Required task => Quote each record exactly, please, leaving none out.

────────────────

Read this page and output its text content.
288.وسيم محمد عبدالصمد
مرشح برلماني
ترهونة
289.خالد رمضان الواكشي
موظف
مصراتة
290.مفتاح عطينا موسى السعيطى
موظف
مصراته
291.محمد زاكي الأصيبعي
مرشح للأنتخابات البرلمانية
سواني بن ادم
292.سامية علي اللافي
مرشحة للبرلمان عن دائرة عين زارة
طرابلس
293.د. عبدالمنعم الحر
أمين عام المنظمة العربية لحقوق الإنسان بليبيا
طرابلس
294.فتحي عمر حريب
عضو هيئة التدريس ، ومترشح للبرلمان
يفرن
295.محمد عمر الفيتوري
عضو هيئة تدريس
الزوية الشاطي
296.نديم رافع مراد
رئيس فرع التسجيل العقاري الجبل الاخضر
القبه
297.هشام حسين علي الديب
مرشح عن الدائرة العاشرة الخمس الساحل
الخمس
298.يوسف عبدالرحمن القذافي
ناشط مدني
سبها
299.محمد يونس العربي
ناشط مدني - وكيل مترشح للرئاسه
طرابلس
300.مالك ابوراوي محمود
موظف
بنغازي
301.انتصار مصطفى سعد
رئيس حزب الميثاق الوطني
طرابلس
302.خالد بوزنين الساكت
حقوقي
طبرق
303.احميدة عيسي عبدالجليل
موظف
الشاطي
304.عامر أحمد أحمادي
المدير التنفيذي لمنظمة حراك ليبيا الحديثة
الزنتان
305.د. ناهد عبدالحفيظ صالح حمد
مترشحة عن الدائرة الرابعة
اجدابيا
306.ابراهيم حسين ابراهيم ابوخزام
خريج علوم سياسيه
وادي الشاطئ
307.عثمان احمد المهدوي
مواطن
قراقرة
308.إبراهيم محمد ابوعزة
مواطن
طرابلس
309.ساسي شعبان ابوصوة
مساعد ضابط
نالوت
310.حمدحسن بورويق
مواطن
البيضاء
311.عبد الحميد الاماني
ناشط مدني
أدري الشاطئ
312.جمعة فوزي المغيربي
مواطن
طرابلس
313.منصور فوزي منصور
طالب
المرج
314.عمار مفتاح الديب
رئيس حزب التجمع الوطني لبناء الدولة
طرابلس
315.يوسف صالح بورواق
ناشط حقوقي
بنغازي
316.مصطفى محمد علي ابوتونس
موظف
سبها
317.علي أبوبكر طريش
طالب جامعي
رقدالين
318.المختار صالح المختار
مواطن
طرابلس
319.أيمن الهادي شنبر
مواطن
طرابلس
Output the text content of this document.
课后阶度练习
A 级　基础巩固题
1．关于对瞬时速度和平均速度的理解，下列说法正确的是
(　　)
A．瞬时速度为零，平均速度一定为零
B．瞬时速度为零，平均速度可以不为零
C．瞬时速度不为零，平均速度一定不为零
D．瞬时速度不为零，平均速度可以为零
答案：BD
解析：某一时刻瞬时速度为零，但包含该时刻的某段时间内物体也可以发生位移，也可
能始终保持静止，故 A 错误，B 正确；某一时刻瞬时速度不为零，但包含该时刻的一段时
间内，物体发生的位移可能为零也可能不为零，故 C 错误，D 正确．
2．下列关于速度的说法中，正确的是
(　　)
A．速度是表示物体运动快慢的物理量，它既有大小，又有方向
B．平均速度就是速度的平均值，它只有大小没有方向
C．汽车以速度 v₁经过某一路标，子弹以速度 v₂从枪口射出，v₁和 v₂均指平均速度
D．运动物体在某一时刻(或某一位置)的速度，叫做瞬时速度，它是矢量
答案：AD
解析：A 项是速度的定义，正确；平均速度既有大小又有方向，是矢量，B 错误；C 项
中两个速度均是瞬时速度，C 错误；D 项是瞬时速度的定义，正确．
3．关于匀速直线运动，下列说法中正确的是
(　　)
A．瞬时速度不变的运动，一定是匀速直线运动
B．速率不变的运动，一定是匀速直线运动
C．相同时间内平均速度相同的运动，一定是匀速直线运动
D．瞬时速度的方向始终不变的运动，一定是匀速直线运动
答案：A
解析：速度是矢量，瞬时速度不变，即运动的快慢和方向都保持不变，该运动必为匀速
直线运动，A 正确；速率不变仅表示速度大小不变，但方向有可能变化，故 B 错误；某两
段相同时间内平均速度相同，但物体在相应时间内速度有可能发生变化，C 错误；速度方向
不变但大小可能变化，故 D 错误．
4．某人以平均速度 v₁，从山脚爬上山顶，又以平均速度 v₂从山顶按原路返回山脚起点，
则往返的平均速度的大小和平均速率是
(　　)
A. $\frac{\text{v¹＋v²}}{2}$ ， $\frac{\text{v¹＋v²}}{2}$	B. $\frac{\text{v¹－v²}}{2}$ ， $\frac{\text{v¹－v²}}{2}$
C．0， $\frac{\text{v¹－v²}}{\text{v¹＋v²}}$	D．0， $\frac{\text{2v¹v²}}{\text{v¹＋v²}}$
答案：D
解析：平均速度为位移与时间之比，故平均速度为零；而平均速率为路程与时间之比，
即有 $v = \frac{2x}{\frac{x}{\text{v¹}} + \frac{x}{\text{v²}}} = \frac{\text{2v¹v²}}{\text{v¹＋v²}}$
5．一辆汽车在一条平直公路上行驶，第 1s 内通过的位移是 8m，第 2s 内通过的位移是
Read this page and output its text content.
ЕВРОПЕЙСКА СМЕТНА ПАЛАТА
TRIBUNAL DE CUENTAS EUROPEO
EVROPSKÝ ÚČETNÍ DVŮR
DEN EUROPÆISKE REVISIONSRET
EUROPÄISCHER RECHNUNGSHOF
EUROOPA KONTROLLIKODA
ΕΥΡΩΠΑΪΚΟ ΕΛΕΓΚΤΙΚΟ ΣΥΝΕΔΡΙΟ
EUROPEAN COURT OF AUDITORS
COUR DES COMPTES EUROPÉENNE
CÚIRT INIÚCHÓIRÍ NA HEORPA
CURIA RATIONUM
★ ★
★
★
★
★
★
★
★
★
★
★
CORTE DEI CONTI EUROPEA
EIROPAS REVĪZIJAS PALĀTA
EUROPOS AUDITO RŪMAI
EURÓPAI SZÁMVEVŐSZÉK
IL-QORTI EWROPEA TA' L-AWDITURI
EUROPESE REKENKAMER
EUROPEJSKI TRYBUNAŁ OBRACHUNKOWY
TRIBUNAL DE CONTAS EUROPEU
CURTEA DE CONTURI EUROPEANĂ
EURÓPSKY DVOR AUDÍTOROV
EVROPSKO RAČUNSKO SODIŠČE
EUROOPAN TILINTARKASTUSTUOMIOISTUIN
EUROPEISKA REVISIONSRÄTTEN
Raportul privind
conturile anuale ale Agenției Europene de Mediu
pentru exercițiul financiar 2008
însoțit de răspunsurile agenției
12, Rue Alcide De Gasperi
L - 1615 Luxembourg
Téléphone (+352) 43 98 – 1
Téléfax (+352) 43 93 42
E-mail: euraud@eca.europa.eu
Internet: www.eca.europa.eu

────────────────

Written answer =>
Read this page and output its text content.
288.وسيم محمد عبدالصمد
مرشح برلماني
ترهونة
289.خالد رمضان الواكشي
موظف
مصراتة
290.مفتاح عطينا موسى السعيطى
موظف
مصراته
291.محمد زاكي الأصيبعي
مرشح للأنتخابات البرلمانية
سواني بن ادم
292.سامية علي اللافي
مرشحة للبرلمان عن دائرة عين زارة
طرابلس
293.د. عبدالمنعم الحر
أمين عام المنظمة العربية لحقوق الإنسان بليبيا
طرابلس
294.فتحي عمر حريب
عضو هيئة التدريس ، ومترشح للبرلمان
يفرن
295.محمد عمر الفيتوري
عضو هيئة تدريس
الزوية الشاطي
296.نديم رافع مراد
رئيس فرع التسجيل العقاري الجبل الاخضر
القبه
297.هشام حسين علي الديب
مرشح عن الدائرة العاشرة الخمس الساحل
الخمس
298.يوسف عبدالرحمن القذافي
ناشط مدني
سبها
299.محمد يونس العربي
ناشط مدني - وكيل مترشح للرئاسه
طرابلس
300.مالك ابوراوي محمود
موظف
بنغازي
301.انتصار مصطفى سعد
رئيس حزب الميثاق الوطني
طرابلس
302.خالد بوزنين الساكت
حقوقي
طبرق
303.احميدة عيسي عبدالجليل
موظف
الشاطي
304.عامر أحمد أحمادي
المدير التنفيذي لمنظمة حراك ليبيا الحديثة
الزنتان
305.د. ناهد عبدالحفيظ صالح حمد
مترشحة عن الدائرة الرابعة
اجدابيا
306.ابراهيم حسين ابراهيم ابوخزام
خريج علوم سياسيه
وادي الشاطئ
307.عثمان احمد المهدوي
مواطن
قراقرة
308.إبراهيم محمد ابوعزة
مواطن
طرابلس
309.ساسي شعبان ابوصوة
مساعد ضابط
نالوت
310.حمدحسن بورويق
مواطن
البيضاء
311.عبد الحميد الاماني
ناشط مدني
أدري الشاطئ
312.جمعة فوزي المغيربي
مواطن
طرابلس
313.منصور فوزي منصور
طالب
المرج
314.عمار مفتاح الديب
رئيس حزب التجمع الوطني لبناء الدولة
طرابلس
315.يوسف صالح بورواق
ناشط حقوقي
بنغازي
316.مصطفى محمد علي ابوتونس
موظف
سبها
317.علي أبوبكر طريش
طالب جامعي
رقدالين
318.المختار صالح المختار
مواطن
طرابلس
319.أيمن الهادي شنبر
مواطن
طرابلس
Output the text content of this document.
课后阶度练习
A 级　基础巩固题
1．关于对瞬时速度和平均速度的理解，下列说法正确的是
(　　)
A．瞬时速度为零，平均速度一定为零
B．瞬时速度为零，平均速度可以不为零
C．瞬时速度不为零，平均速度一定不为零
D．瞬时速度不为零，平均速度可以为零
答案：BD
解析：某一时刻瞬时速度为零，但包含该时刻的某段时间内物体也可以发生位移，也可
能始终保持静止，故 A 错误，B 正确；某一时刻瞬时速度不为零，但包含该时刻的一段时
间内，物体发生的位移可能为零也可能不为零，故 C 错误，D 正确．
2．下列关于速度的说法中，正确的是
(　　)
A．速度是表示物体运动快慢的物理量，它既有大小，又有方向
B．平均速度就是速度的平均值，它只有大小没有方向
C．汽车以速度 v₁经过某一路标，子弹以速度 v₂从枪口射出，v₁和 v₂均指平均速度
D．运动物体在某一时刻(或某一位置)的速度，叫做瞬时速度，它是矢量
答案：AD
解析：A 项是速度的定义，正确；平均速度既有大小又有方向，是矢量，B 错误；C 项
中两个速度均是瞬时速度，C 错误；D 项是瞬时速度的定义，正确．
3．关于匀速直线运动，下列说法中正确的是
(　　)
A．瞬时速度不变的运动，一定是匀速直线运动
B．速率不变的运动，一定是匀速直线运动
C．相同时间内平均速度相同的运动，一定是匀速直线运动
D．瞬时速度的方向始终不变的运动，一定是匀速直线运动
答案：A
解析：速度是矢量，瞬时速度不变，即运动的快慢和方向都保持不变，该运动必为匀速
直线运动，A 正确；速率不变仅表示速度大小不变，但方向有可能变化，故 B 错误；某两
段相同时间内平均速度相同，但物体在相应时间内速度有可能发生变化，C 错误；速度方向
不变但大小可能变化，故 D 错误．
4．某人以平均速度 v₁，从山脚爬上山顶，又以平均速度 v₂从山顶按原路返回山脚起点，
则往返的平均速度的大小和平均速率是
(　　)
A. $\frac{\text{v¹＋v²}}{2}$ ， $\frac{\text{v¹＋v²}}{2}$	B. $\frac{\text{v¹－v²}}{2}$ ， $\frac{\text{v¹－v²}}{2}$
C．0， $\frac{\text{v¹－v²}}{\text{v¹＋v²}}$	D．0， $\frac{\text{2v¹v²}}{\text{v¹＋v²}}$
答案：D
解析：平均速度为位移与时间之比，故平均速度为零；而平均速率为路程与时间之比，
即有 $v = \frac{2x}{\frac{x}{\text{v¹}} + \frac{x}{\text{v²}}} = \frac{\text{2v¹v²}}{\text{v¹＋v²}}$
5．一辆汽车在一条平直公路上行驶，第 1s 内通过的位移是 8m，第 2s 内通过的位移是
Read this page and output its text content.
ЕВРОПЕЙСКА СМЕТНА ПАЛАТА
TRIBUNAL DE CUENTAS EUROPEO
EVROPSKÝ ÚČETNÍ DVŮR
DEN EUROPÆISKE REVISIONSRET
EUROPÄISCHER RECHNUNGSHOF
EUROOPA KONTROLLIKODA
ΕΥΡΩΠΑΪΚΟ ΕΛΕΓΚΤΙΚΟ ΣΥΝΕΔΡΙΟ
EUROPEAN COURT OF AUDITORS
COUR DES COMPTES EUROPÉENNE
CÚIRT INIÚCHÓIRÍ NA HEORPA
CURIA RATIONUM
★ ★
★
★
★
★
★
★
★
★
★
★
CORTE DEI CONTI EUROPEA
EIROPAS REVĪZIJAS PALĀTA
EUROPOS AUDITO RŪMAI
EURÓPAI SZÁMVEVŐSZÉK
IL-QORTI EWROPEA TA' L-AWDITURI
EUROPESE REKENKAMER
EUROPEJSKI TRYBUNAŁ OBRACHUNKOWY
TRIBUNAL DE CONTAS EUROPEU
CURTEA DE CONTURI EUROPEANĂ
EURÓPSKY DVOR AUDÍTOROV
EVROPSKO RAČUNSKO SODIŠČE
EUROOPAN TILINTARKASTUSTUOMIOISTUIN
EUROPEISKA REVISIONSRÄTTEN
Raportul privind
conturile anuale ale Agenției Europene de Mediu
pentru exercițiul financiar 2008
însoțit de răspunsurile agenției
12, Rue Alcide De Gasperi
L - 1615 Luxembourg
Téléphone (+352) 43 98 – 1
Téléfax (+352) 43 93 42
E-mail: euraud@eca.europa.eu
Internet: www.eca.europa.eu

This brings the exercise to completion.